- [PROVIDED INFORMATION]
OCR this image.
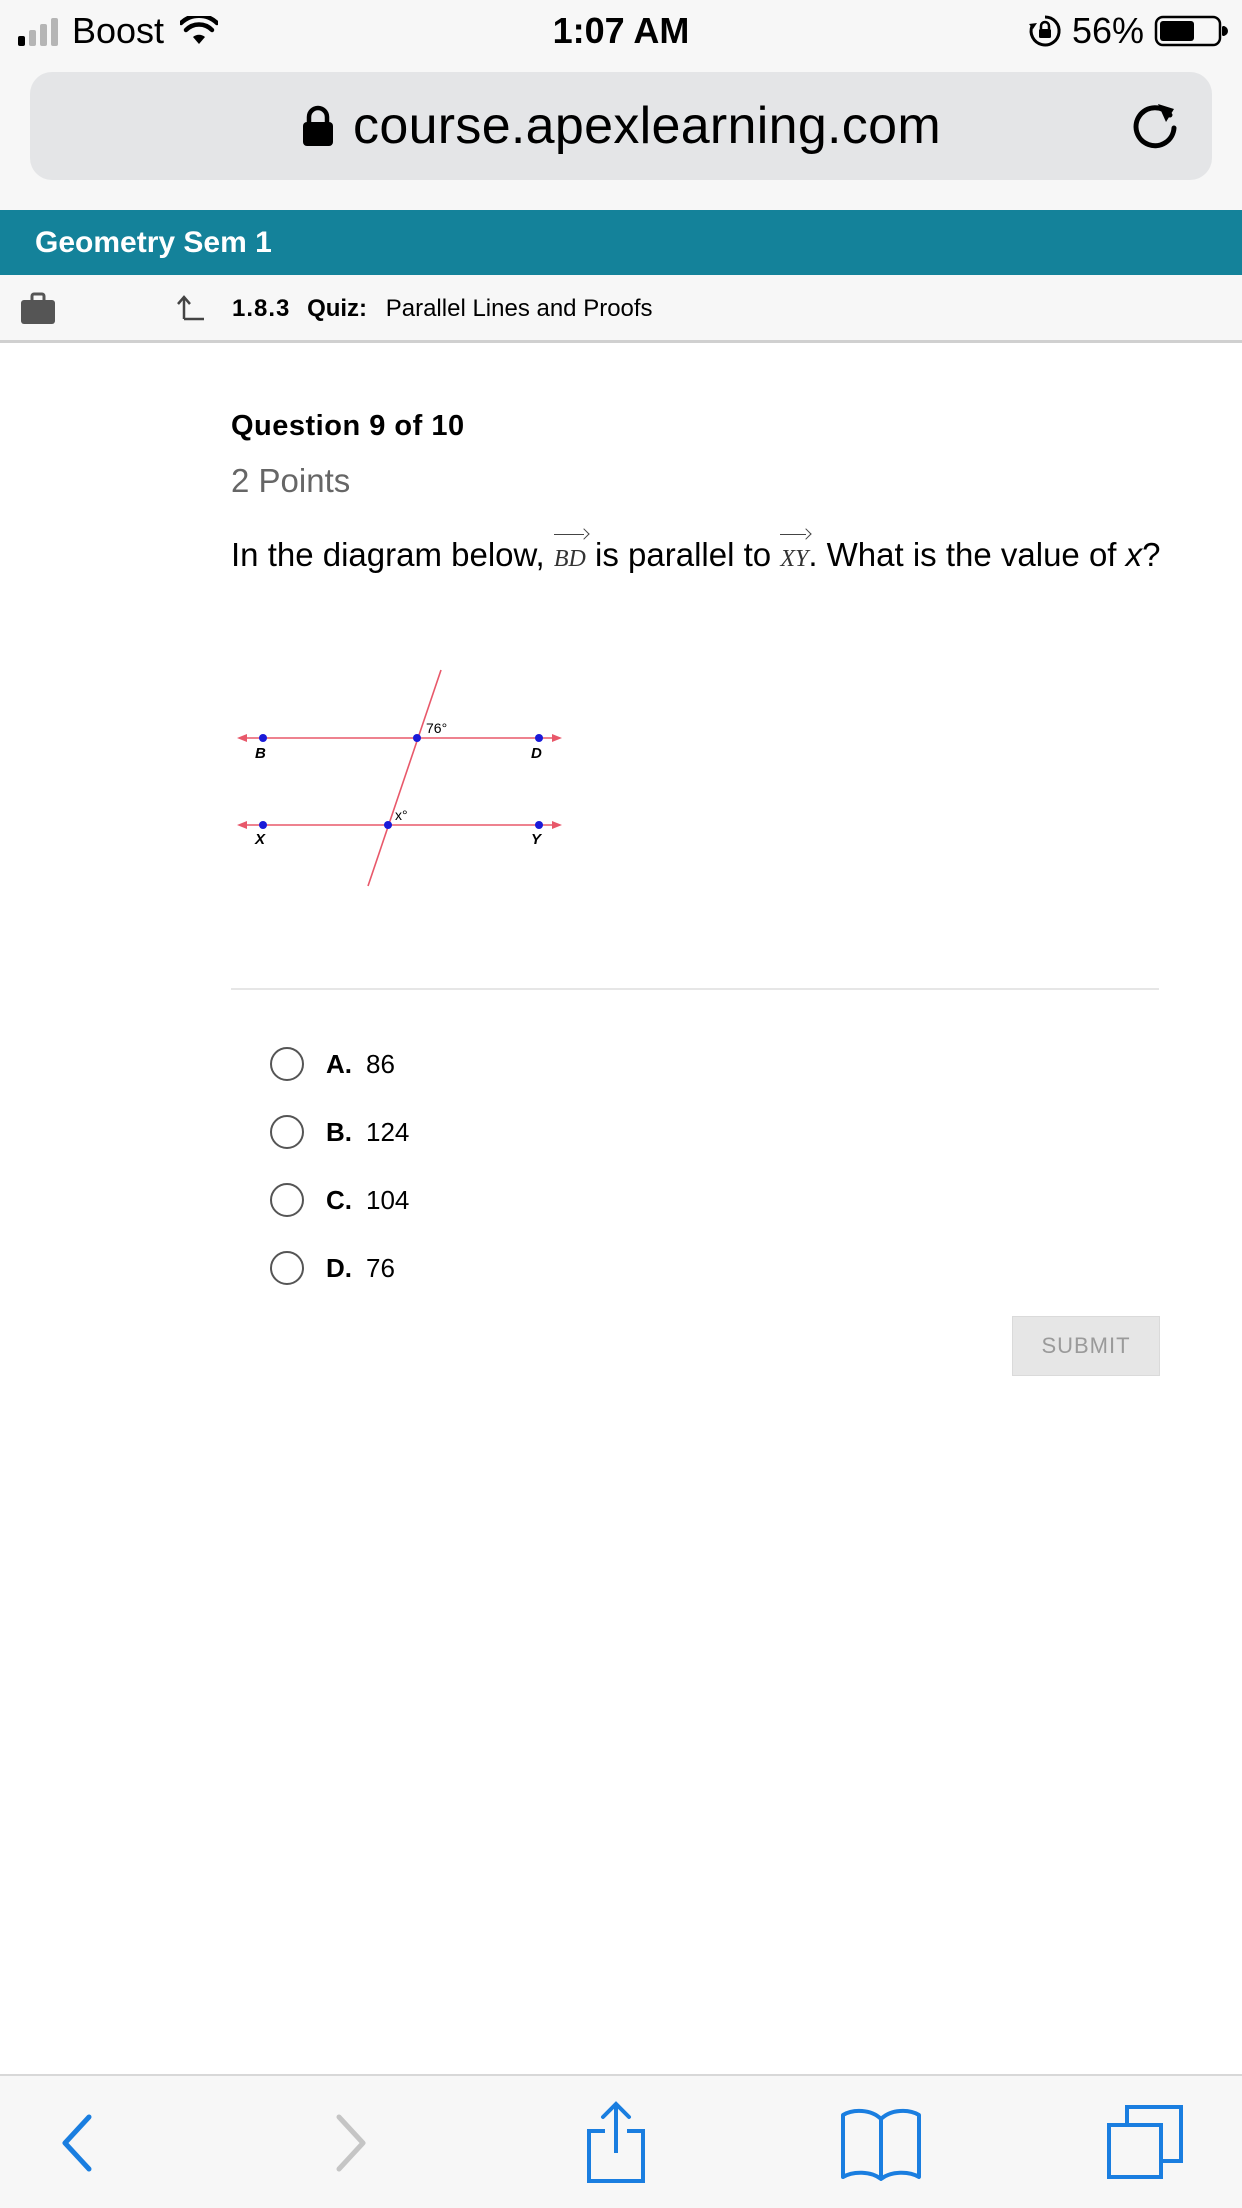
Boost	1:07 AM	56%
course.apexlearning.com
Geometry Sem 1
1.8.3 Quiz: Parallel Lines and Proofs
Question 9 of 10
2 Points
In the diagram below, BD is parallel to XY. What is the value of x?
B	D
X	Y
76°
x°
A. 86
B. 124
C. 104
D. 76
SUBMIT
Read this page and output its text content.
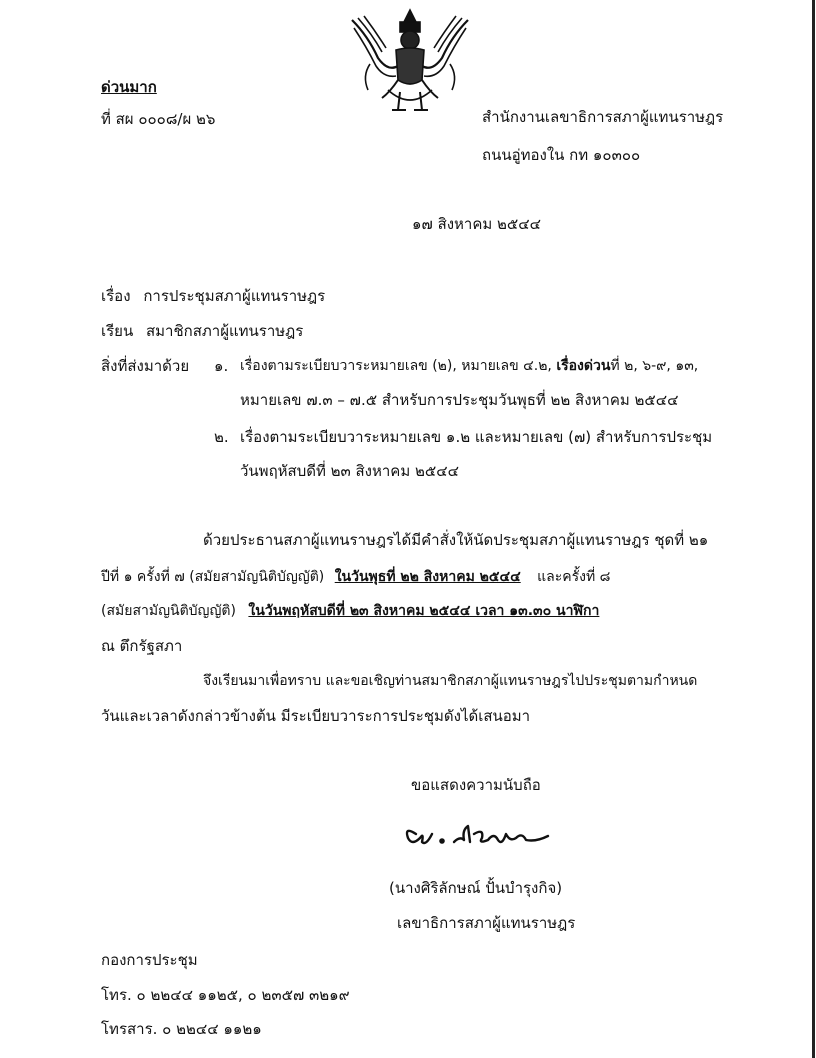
ด่วนมาก
ที่ สผ ๐๐๐๘/ผ ๒๖	สำนักงานเลขาธิการสภาผู้แทนราษฎร
ถนนอู่ทองใน กท ๑๐๓๐๐
๑๗ สิงหาคม ๒๕๔๔
เรื่อง การประชุมสภาผู้แทนราษฎร
เรียน สมาชิกสภาผู้แทนราษฎร
สิ่งที่ส่งมาด้วย ๑. เรื่องตามระเบียบวาระหมายเลข (๒), หมายเลข ๔.๒, เรื่องด่วนที่ ๒, ๖-๙, ๑๓,
หมายเลข ๗.๓ – ๗.๕ สำหรับการประชุมวันพุธที่ ๒๒ สิงหาคม ๒๕๔๔
๒. เรื่องตามระเบียบวาระหมายเลข ๑.๒ และหมายเลข (๗) สำหรับการประชุม
วันพฤหัสบดีที่ ๒๓ สิงหาคม ๒๕๔๔
ด้วยประธานสภาผู้แทนราษฎรได้มีคำสั่งให้นัดประชุมสภาผู้แทนราษฎร ชุดที่ ๒๑
ปีที่ ๑ ครั้งที่ ๗ (สมัยสามัญนิติบัญญัติ) ในวันพุธที่ ๒๒ สิงหาคม ๒๕๔๔ และครั้งที่ ๘
(สมัยสามัญนิติบัญญัติ) ในวันพฤหัสบดีที่ ๒๓ สิงหาคม ๒๕๔๔ เวลา ๑๓.๓๐ นาฬิกา
ณ ตึกรัฐสภา
จึงเรียนมาเพื่อทราบ และขอเชิญท่านสมาชิกสภาผู้แทนราษฎรไปประชุมตามกำหนด
วันและเวลาดังกล่าวข้างต้น มีระเบียบวาระการประชุมดังได้เสนอมา
ขอแสดงความนับถือ
(นางศิริลักษณ์ ปั้นบำรุงกิจ)
เลขาธิการสภาผู้แทนราษฎร
กองการประชุม
โทร. ๐ ๒๒๔๔ ๑๑๒๕, ๐ ๒๓๕๗ ๓๒๑๙
โทรสาร. ๐ ๒๒๔๔ ๑๑๒๑
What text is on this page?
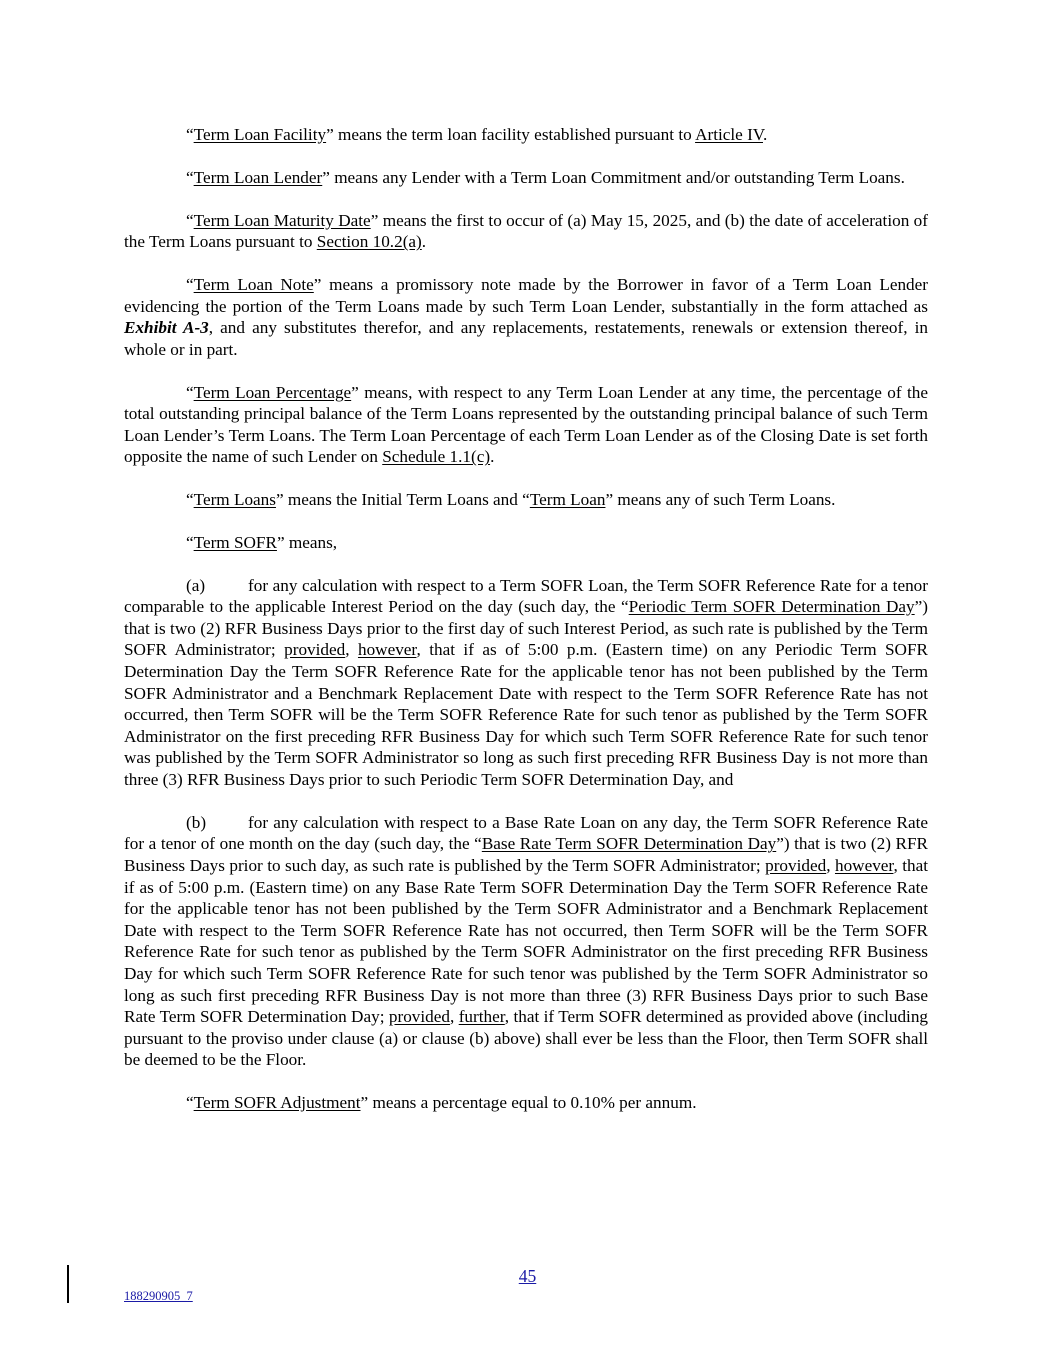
“Term Loan Facility” means the term loan facility established pursuant to Article IV.

“Term Loan Lender” means any Lender with a Term Loan Commitment and/or outstanding Term Loans.

“Term Loan Maturity Date” means the first to occur of (a) May 15, 2025, and (b) the date of acceleration of the Term Loans pursuant to Section 10.2(a).

“Term Loan Note” means a promissory note made by the Borrower in favor of a Term Loan Lender evidencing the portion of the Term Loans made by such Term Loan Lender, substantially in the form attached as Exhibit A-3, and any substitutes therefor, and any replacements, restatements, renewals or extension thereof, in whole or in part.

“Term Loan Percentage” means, with respect to any Term Loan Lender at any time, the percentage of the total outstanding principal balance of the Term Loans represented by the outstanding principal balance of such Term Loan Lender’s Term Loans. The Term Loan Percentage of each Term Loan Lender as of the Closing Date is set forth opposite the name of such Lender on Schedule 1.1(c).

“Term Loans” means the Initial Term Loans and “Term Loan” means any of such Term Loans.

“Term SOFR” means,

(a) for any calculation with respect to a Term SOFR Loan, the Term SOFR Reference Rate for a tenor comparable to the applicable Interest Period on the day (such day, the “Periodic Term SOFR Determination Day”) that is two (2) RFR Business Days prior to the first day of such Interest Period, as such rate is published by the Term SOFR Administrator; provided, however, that if as of 5:00 p.m. (Eastern time) on any Periodic Term SOFR Determination Day the Term SOFR Reference Rate for the applicable tenor has not been published by the Term SOFR Administrator and a Benchmark Replacement Date with respect to the Term SOFR Reference Rate has not occurred, then Term SOFR will be the Term SOFR Reference Rate for such tenor as published by the Term SOFR Administrator on the first preceding RFR Business Day for which such Term SOFR Reference Rate for such tenor was published by the Term SOFR Administrator so long as such first preceding RFR Business Day is not more than three (3) RFR Business Days prior to such Periodic Term SOFR Determination Day, and

(b) for any calculation with respect to a Base Rate Loan on any day, the Term SOFR Reference Rate for a tenor of one month on the day (such day, the “Base Rate Term SOFR Determination Day”) that is two (2) RFR Business Days prior to such day, as such rate is published by the Term SOFR Administrator; provided, however, that if as of 5:00 p.m. (Eastern time) on any Base Rate Term SOFR Determination Day the Term SOFR Reference Rate for the applicable tenor has not been published by the Term SOFR Administrator and a Benchmark Replacement Date with respect to the Term SOFR Reference Rate has not occurred, then Term SOFR will be the Term SOFR Reference Rate for such tenor as published by the Term SOFR Administrator on the first preceding RFR Business Day for which such Term SOFR Reference Rate for such tenor was published by the Term SOFR Administrator so long as such first preceding RFR Business Day is not more than three (3) RFR Business Days prior to such Base Rate Term SOFR Determination Day; provided, further, that if Term SOFR determined as provided above (including pursuant to the proviso under clause (a) or clause (b) above) shall ever be less than the Floor, then Term SOFR shall be deemed to be the Floor.

“Term SOFR Adjustment” means a percentage equal to 0.10% per annum.

45
188290905_7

- [WORK TO DO] All lines that include "งหาคม" are to be gathered and copied.

- [EXERCISE RESPONSE]
๑๗ สิงหาคม ๒๕๔๔
หมายเลข ๗.๓ – ๗.๕ สำหรับการประชุมวันพุธที่ ๒๒ สิงหาคม ๒๕๔๔
วันพฤหัสบดีที่ ๒๓ สิงหาคม ๒๕๔๔
ปีที่ ๑ ครั้งที่ ๗ (สมัยสามัญนิติบัญญัติ) ในวันพุธที่ ๒๒ สิงหาคม ๒๕๔๔ และครั้งที่ ๘
(สมัยสามัญนิติบัญญัติ) ในวันพฤหัสบดีที่ ๒๓ สิงหาคม ๒๕๔๔ เวลา ๑๓.๓๐ นาฬิกา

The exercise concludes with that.